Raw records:
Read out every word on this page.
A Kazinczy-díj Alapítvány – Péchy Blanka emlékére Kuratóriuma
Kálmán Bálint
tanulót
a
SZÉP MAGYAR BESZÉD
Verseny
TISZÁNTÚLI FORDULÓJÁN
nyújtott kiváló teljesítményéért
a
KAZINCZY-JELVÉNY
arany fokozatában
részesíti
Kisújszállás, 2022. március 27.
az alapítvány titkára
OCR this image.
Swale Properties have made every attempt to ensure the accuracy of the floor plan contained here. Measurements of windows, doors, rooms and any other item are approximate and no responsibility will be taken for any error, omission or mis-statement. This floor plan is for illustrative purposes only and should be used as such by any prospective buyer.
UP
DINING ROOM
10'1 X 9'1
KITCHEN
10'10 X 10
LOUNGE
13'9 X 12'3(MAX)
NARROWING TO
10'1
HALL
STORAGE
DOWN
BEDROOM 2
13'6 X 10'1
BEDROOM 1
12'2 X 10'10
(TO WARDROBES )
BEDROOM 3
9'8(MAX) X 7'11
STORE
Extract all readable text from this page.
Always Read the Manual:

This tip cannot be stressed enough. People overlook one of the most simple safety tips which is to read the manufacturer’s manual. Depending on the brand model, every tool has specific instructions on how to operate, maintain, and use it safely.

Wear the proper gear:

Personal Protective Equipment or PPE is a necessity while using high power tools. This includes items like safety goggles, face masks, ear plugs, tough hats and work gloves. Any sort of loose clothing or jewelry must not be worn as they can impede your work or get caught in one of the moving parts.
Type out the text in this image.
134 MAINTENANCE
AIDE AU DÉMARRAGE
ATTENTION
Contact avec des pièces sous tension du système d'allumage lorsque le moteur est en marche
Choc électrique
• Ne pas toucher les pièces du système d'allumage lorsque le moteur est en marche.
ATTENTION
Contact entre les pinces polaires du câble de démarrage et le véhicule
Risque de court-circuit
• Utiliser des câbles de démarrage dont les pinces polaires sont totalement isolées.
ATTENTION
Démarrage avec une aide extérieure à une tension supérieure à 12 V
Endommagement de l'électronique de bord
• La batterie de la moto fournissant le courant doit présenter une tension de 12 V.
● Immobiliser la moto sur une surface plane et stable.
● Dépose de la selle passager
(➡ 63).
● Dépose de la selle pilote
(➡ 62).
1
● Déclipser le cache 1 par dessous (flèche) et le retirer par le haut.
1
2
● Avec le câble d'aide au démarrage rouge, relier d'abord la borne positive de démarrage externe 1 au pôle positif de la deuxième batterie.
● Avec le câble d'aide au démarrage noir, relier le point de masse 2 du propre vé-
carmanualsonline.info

OBJECTIVE
Check each line above for the string "Contact" and report how many lines have it, giving only the number.

WRITTEN SOLUTION
2